Supplied material:
-- Begin --

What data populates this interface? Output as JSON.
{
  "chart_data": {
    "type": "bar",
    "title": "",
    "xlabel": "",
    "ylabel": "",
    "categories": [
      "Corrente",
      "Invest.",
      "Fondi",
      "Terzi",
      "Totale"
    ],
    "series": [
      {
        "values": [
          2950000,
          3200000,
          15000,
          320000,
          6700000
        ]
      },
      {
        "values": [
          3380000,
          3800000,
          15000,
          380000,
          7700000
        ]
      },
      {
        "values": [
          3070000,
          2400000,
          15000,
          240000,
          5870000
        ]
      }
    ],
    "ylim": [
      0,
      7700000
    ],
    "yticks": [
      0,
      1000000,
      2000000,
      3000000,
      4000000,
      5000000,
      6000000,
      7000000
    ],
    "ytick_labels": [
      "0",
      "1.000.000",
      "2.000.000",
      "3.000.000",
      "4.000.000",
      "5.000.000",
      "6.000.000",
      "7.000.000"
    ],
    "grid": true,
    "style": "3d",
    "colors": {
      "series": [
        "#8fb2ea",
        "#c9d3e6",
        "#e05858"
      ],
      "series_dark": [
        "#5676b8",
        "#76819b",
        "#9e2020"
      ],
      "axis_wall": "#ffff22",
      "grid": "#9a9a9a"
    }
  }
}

-- End --

Transcribe each entry precisely, missing none.

Reply:
What data populates this interface? Output as JSON.
{
  "chart_data": {
    "type": "bar",
    "title": "",
    "xlabel": "",
    "ylabel": "",
    "categories": [
      "Corrente",
      "Invest.",
      "Fondi",
      "Terzi",
      "Totale"
    ],
    "series": [
      {
        "values": [
          2950000,
          3200000,
          15000,
          320000,
          6700000
        ]
      },
      {
        "values": [
          3380000,
          3800000,
          15000,
          380000,
          7700000
        ]
      },
      {
        "values": [
          3070000,
          2400000,
          15000,
          240000,
          5870000
        ]
      }
    ],
    "ylim": [
      0,
      7700000
    ],
    "yticks": [
      0,
      1000000,
      2000000,
      3000000,
      4000000,
      5000000,
      6000000,
      7000000
    ],
    "ytick_labels": [
      "0",
      "1.000.000",
      "2.000.000",
      "3.000.000",
      "4.000.000",
      "5.000.000",
      "6.000.000",
      "7.000.000"
    ],
    "grid": true,
    "style": "3d",
    "colors": {
      "series": [
        "#8fb2ea",
        "#c9d3e6",
        "#e05858"
      ],
      "series_dark": [
        "#5676b8",
        "#76819b",
        "#9e2020"
      ],
      "axis_wall": "#ffff22",
      "grid": "#9a9a9a"
    }
  }
}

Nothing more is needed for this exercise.